## EXERCISE
Copy out the data below verbatim.

## Stored items
##########

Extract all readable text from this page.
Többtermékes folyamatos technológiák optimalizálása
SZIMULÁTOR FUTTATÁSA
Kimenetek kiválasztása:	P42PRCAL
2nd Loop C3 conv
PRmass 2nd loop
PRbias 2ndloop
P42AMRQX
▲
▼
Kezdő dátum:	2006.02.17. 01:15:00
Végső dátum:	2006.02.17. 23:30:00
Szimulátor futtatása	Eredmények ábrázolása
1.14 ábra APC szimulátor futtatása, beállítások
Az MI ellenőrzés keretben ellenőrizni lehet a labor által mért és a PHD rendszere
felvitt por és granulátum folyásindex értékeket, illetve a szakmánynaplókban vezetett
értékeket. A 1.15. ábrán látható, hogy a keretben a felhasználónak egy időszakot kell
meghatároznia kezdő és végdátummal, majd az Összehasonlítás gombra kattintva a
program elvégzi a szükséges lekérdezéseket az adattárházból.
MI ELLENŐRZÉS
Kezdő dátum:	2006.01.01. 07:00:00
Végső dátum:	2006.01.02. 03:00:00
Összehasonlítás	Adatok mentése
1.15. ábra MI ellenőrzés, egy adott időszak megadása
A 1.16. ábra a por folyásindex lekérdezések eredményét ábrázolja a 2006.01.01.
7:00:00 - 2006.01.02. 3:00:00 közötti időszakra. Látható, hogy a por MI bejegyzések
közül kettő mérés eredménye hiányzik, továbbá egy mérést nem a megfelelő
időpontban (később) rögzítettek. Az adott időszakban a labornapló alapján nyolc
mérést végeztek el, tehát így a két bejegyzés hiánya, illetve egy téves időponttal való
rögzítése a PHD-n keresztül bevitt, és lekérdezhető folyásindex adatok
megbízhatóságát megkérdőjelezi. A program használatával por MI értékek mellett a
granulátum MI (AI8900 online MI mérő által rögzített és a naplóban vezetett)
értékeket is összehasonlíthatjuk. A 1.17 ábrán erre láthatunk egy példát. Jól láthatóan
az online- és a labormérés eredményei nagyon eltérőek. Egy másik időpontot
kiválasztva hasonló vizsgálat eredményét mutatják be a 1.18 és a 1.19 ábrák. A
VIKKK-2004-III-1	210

##########

## WRITTEN RESPONSE
Extract all readable text from this page.
Többtermékes folyamatos technológiák optimalizálása
SZIMULÁTOR FUTTATÁSA
Kimenetek kiválasztása:	P42PRCAL
2nd Loop C3 conv
PRmass 2nd loop
PRbias 2ndloop
P42AMRQX
▲
▼
Kezdő dátum:	2006.02.17. 01:15:00
Végső dátum:	2006.02.17. 23:30:00
Szimulátor futtatása	Eredmények ábrázolása
1.14 ábra APC szimulátor futtatása, beállítások
Az MI ellenőrzés keretben ellenőrizni lehet a labor által mért és a PHD rendszere
felvitt por és granulátum folyásindex értékeket, illetve a szakmánynaplókban vezetett
értékeket. A 1.15. ábrán látható, hogy a keretben a felhasználónak egy időszakot kell
meghatároznia kezdő és végdátummal, majd az Összehasonlítás gombra kattintva a
program elvégzi a szükséges lekérdezéseket az adattárházból.
MI ELLENŐRZÉS
Kezdő dátum:	2006.01.01. 07:00:00
Végső dátum:	2006.01.02. 03:00:00
Összehasonlítás	Adatok mentése
1.15. ábra MI ellenőrzés, egy adott időszak megadása
A 1.16. ábra a por folyásindex lekérdezések eredményét ábrázolja a 2006.01.01.
7:00:00 - 2006.01.02. 3:00:00 közötti időszakra. Látható, hogy a por MI bejegyzések
közül kettő mérés eredménye hiányzik, továbbá egy mérést nem a megfelelő
időpontban (később) rögzítettek. Az adott időszakban a labornapló alapján nyolc
mérést végeztek el, tehát így a két bejegyzés hiánya, illetve egy téves időponttal való
rögzítése a PHD-n keresztül bevitt, és lekérdezhető folyásindex adatok
megbízhatóságát megkérdőjelezi. A program használatával por MI értékek mellett a
granulátum MI (AI8900 online MI mérő által rögzített és a naplóban vezetett)
értékeket is összehasonlíthatjuk. A 1.17 ábrán erre láthatunk egy példát. Jól láthatóan
az online- és a labormérés eredményei nagyon eltérőek. Egy másik időpontot
kiválasztva hasonló vizsgálat eredményét mutatják be a 1.18 és a 1.19 ábrák. A
VIKKK-2004-III-1	210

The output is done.